◆ Stored rows

## START

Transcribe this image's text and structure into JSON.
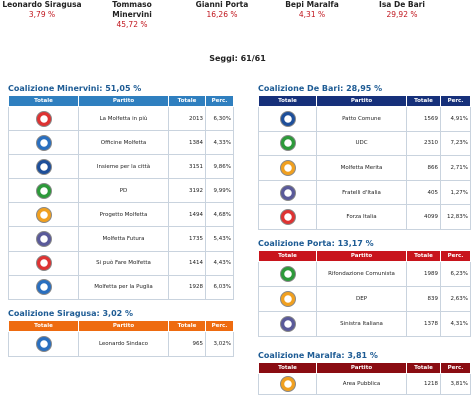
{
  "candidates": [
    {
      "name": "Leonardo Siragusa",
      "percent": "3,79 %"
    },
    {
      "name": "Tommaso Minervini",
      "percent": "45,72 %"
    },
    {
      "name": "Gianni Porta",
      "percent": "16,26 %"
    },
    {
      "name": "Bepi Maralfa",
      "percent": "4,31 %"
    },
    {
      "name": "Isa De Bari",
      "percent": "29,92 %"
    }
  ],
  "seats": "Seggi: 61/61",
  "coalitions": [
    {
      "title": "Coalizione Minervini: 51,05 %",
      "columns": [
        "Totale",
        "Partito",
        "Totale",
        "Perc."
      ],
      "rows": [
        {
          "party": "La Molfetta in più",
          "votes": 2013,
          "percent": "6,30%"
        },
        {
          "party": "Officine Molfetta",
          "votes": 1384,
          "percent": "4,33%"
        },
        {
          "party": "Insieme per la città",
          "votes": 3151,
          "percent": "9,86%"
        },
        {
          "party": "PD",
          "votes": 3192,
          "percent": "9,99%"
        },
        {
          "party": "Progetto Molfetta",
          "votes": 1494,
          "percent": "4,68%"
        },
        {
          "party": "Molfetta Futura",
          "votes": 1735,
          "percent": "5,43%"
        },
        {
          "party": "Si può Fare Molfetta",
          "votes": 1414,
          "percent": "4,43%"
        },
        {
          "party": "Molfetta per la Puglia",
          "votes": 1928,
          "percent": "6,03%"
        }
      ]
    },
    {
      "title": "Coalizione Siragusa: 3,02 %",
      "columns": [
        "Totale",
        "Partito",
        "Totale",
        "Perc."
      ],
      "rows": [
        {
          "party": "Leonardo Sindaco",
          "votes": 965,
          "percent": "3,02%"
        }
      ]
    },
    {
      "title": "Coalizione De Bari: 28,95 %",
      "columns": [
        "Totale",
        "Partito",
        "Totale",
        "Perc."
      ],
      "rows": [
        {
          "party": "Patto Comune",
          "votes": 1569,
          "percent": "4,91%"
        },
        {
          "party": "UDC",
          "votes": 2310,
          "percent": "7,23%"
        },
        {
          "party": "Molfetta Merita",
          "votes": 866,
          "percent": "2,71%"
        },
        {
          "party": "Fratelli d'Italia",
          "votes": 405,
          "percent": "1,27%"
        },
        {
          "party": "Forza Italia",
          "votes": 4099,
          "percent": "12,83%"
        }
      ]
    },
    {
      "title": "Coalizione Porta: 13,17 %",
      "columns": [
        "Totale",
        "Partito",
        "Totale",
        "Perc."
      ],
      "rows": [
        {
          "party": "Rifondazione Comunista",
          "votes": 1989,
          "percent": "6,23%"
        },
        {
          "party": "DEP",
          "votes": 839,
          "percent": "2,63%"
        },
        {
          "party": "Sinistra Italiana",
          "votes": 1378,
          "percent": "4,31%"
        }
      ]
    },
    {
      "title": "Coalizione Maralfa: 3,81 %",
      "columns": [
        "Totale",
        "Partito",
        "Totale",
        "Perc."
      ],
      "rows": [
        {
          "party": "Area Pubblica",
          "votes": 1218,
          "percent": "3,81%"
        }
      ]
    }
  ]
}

## END

◆ Instructions for the task
Each line that holds the word "Bari" should be extracted from the records.

◆ Exercise response
      "name": "Isa De Bari",
      "title": "Coalizione De Bari: 28,95 %",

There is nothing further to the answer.